Records from a collection of figures
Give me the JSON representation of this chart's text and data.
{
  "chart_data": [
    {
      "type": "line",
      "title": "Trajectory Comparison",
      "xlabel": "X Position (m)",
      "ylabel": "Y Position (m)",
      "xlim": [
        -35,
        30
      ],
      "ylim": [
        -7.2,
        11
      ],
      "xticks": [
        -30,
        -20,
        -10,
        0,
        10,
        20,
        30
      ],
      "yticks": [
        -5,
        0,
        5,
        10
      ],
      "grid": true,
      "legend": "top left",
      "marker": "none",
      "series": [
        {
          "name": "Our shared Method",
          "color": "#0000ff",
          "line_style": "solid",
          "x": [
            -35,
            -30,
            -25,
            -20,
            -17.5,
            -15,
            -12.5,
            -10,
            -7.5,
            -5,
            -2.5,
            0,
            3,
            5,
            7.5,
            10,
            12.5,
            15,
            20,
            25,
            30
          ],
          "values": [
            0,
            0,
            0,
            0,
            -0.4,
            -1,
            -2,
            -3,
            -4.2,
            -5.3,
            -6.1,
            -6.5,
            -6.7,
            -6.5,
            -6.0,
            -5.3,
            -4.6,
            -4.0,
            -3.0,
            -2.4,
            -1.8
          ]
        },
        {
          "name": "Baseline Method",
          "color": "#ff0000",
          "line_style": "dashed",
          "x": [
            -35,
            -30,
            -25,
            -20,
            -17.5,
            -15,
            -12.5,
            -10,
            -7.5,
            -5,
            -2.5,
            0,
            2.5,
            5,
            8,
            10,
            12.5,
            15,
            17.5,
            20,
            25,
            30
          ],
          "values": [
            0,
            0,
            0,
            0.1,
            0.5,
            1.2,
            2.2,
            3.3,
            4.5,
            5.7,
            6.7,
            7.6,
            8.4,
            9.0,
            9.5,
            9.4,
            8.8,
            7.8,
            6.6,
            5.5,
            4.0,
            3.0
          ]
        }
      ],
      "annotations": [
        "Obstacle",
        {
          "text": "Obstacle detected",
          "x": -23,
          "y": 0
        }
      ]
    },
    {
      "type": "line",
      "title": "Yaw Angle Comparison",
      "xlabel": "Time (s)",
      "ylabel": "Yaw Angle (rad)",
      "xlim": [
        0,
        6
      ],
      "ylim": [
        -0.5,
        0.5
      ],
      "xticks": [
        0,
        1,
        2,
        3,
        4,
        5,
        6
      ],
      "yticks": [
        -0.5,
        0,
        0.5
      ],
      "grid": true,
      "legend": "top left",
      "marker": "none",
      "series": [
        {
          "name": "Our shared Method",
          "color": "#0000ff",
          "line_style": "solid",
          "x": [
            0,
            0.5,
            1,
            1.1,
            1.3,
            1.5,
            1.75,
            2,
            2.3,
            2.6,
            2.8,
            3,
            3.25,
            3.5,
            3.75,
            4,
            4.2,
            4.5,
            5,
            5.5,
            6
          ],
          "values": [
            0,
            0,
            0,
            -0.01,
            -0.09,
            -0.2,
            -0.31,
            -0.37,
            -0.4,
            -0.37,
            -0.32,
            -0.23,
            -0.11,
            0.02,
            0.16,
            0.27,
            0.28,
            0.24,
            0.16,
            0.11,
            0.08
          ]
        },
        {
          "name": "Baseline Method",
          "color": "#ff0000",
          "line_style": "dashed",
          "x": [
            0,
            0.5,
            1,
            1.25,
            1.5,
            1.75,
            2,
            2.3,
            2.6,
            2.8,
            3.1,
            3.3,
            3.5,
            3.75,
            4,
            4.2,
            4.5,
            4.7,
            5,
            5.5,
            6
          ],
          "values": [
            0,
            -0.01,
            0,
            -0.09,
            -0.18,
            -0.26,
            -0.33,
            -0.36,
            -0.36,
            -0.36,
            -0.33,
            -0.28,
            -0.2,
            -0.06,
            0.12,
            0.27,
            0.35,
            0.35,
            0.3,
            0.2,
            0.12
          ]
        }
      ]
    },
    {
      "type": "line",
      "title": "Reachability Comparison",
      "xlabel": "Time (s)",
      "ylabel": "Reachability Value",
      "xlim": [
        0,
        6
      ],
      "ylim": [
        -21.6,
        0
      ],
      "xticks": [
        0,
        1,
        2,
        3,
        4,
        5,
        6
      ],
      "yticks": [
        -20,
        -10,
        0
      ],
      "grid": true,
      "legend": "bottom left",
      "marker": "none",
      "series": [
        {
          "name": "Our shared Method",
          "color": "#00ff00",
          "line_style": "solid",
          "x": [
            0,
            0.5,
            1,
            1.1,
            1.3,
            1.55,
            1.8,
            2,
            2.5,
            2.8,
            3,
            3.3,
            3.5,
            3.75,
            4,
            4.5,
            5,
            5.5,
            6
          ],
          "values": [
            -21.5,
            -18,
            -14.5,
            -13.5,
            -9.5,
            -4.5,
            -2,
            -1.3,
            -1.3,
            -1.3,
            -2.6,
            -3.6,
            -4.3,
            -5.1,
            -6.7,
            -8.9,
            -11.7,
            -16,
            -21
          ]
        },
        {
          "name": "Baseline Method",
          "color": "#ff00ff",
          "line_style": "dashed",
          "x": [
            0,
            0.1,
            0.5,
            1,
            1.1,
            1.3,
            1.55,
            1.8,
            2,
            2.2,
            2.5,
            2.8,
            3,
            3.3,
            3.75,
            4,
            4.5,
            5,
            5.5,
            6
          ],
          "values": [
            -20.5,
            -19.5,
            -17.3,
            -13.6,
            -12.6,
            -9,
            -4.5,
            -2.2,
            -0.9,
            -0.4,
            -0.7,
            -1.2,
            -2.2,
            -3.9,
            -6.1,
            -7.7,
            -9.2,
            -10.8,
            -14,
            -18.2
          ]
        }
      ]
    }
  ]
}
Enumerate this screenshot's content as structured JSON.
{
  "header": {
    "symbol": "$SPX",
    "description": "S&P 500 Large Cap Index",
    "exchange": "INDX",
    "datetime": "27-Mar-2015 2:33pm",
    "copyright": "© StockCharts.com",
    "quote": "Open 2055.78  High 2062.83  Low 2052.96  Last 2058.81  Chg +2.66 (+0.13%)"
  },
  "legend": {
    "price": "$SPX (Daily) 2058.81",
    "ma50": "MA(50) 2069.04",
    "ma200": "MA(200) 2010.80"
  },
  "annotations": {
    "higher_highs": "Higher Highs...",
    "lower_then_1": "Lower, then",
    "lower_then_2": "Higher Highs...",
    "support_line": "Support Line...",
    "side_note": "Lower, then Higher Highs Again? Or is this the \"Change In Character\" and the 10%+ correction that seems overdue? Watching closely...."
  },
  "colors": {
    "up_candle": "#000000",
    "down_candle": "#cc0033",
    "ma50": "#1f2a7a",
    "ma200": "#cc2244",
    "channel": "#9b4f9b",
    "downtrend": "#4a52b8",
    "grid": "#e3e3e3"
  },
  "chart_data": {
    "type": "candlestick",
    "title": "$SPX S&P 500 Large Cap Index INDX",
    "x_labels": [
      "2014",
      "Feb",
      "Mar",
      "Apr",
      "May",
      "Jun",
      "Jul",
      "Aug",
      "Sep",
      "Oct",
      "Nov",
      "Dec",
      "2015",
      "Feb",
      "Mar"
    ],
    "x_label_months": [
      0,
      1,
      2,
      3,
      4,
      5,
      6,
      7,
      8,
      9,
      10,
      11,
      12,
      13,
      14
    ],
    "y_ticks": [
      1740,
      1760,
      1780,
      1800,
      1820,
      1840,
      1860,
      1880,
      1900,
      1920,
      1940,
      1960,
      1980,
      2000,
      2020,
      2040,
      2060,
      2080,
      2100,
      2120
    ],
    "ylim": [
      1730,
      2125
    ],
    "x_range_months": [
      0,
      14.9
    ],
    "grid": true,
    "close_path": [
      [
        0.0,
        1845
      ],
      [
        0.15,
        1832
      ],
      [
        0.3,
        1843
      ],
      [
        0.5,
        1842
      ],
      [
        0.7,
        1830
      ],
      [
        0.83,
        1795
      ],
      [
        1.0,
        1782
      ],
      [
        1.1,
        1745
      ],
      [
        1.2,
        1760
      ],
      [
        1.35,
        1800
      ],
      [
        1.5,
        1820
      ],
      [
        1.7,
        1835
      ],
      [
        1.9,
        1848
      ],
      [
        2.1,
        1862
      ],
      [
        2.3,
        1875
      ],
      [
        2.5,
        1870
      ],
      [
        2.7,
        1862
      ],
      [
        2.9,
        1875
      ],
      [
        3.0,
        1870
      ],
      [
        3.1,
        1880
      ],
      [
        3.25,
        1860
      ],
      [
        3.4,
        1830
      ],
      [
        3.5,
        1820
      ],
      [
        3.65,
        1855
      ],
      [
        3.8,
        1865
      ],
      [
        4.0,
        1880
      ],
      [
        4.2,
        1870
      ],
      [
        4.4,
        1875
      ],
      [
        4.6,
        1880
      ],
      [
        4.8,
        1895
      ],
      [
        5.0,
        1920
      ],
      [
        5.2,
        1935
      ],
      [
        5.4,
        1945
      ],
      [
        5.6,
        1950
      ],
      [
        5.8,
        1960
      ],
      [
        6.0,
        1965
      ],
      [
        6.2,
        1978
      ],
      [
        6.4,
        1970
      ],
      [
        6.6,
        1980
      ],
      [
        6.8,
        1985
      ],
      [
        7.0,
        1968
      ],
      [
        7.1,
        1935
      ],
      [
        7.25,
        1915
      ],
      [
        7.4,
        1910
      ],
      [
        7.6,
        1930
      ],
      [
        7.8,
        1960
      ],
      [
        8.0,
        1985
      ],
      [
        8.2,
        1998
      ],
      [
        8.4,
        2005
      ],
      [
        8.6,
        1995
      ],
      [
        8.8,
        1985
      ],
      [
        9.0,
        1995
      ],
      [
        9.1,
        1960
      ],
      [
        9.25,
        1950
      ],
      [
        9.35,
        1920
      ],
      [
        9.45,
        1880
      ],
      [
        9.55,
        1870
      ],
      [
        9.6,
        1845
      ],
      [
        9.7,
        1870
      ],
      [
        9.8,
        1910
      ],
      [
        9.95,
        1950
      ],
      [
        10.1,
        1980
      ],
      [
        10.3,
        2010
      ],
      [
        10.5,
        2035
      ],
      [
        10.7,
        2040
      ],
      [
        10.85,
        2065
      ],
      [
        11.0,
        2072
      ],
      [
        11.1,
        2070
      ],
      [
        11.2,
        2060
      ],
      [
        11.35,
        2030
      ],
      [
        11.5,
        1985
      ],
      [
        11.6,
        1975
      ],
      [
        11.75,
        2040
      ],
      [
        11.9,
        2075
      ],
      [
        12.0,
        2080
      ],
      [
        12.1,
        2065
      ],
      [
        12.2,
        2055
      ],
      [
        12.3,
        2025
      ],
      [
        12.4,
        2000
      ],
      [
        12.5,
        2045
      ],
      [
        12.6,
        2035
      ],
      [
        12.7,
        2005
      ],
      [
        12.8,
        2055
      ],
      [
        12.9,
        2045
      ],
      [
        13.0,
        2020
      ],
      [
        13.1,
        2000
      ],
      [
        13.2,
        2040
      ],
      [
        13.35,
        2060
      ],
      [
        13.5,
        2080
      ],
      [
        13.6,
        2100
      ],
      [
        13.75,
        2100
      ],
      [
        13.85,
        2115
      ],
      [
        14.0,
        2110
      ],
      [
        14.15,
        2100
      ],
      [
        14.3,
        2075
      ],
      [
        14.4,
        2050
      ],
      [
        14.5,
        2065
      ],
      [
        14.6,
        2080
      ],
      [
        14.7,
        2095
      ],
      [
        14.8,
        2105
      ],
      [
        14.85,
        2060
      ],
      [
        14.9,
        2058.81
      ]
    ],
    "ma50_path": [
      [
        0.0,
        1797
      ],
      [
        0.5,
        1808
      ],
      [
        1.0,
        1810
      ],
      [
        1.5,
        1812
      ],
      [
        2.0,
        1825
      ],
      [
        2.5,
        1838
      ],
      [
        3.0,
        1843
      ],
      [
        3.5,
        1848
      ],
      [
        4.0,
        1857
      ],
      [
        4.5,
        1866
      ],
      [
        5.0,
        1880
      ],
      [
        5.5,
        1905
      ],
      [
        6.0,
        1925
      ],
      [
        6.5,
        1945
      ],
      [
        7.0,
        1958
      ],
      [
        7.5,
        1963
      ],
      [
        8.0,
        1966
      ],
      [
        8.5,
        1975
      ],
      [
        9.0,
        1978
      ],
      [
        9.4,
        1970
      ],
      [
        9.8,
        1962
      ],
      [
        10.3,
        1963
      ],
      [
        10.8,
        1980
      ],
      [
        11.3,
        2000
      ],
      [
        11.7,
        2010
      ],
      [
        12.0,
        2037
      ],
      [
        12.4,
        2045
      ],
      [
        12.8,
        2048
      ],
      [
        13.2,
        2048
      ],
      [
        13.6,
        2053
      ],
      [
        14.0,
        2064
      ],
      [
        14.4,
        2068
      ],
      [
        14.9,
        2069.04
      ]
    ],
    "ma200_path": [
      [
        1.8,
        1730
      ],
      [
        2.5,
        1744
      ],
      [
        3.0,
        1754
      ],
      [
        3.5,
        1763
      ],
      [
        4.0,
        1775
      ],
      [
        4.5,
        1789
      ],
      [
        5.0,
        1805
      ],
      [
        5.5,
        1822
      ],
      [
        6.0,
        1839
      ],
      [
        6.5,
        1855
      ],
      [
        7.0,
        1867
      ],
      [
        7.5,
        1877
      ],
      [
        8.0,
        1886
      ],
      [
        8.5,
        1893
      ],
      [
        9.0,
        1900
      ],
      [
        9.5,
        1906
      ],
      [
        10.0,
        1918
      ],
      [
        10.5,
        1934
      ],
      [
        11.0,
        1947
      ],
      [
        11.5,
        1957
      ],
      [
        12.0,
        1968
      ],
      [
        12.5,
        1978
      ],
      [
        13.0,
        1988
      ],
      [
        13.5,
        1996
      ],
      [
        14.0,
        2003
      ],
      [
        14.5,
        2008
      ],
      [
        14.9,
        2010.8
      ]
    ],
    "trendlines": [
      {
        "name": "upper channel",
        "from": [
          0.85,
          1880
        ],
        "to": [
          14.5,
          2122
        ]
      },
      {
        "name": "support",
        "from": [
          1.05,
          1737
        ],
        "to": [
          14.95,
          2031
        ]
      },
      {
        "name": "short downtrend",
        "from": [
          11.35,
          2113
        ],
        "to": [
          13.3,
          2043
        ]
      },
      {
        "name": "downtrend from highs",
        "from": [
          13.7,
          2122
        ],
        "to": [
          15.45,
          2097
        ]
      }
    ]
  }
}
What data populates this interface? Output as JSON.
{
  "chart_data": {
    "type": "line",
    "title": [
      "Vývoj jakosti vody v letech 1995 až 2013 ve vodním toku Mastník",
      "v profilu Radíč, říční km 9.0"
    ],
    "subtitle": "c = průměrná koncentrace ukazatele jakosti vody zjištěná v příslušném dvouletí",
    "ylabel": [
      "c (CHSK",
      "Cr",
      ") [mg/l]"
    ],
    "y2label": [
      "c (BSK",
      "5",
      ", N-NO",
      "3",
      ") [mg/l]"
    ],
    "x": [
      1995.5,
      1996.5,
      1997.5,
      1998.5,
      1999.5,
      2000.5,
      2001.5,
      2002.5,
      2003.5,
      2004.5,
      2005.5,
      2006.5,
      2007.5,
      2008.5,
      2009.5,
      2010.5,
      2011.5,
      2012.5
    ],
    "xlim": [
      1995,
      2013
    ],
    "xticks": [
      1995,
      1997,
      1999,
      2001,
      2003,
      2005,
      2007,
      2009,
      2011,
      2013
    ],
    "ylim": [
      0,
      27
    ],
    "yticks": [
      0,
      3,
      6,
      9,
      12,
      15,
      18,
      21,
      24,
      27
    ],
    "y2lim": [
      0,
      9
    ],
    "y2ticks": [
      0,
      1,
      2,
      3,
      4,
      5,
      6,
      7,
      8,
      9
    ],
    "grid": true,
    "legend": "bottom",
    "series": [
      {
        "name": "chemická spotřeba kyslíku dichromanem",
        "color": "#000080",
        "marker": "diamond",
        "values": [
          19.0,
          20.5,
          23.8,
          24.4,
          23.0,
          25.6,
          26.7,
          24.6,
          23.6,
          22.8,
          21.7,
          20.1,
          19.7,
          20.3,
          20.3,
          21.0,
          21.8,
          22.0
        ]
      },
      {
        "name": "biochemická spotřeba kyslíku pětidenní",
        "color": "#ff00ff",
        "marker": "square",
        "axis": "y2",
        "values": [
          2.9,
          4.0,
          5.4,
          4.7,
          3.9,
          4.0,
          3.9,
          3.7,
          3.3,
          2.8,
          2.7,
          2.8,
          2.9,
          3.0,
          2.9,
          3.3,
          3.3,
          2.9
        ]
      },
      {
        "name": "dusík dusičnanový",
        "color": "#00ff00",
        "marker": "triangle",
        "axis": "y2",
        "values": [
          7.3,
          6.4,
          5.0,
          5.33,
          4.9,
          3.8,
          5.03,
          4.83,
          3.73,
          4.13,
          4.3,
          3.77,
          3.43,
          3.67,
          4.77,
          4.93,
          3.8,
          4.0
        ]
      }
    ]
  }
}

▸ Written task
Copy out every line from the records that has the word "Higher".

▸ Output of the exercise
    "higher_highs": "Higher Highs...",
    "lower_then_2": "Higher Highs...",
    "side_note": "Lower, then Higher Highs Again? Or is this the \"Change In Character\" and the 10%+ correction that seems overdue? Watching closely...."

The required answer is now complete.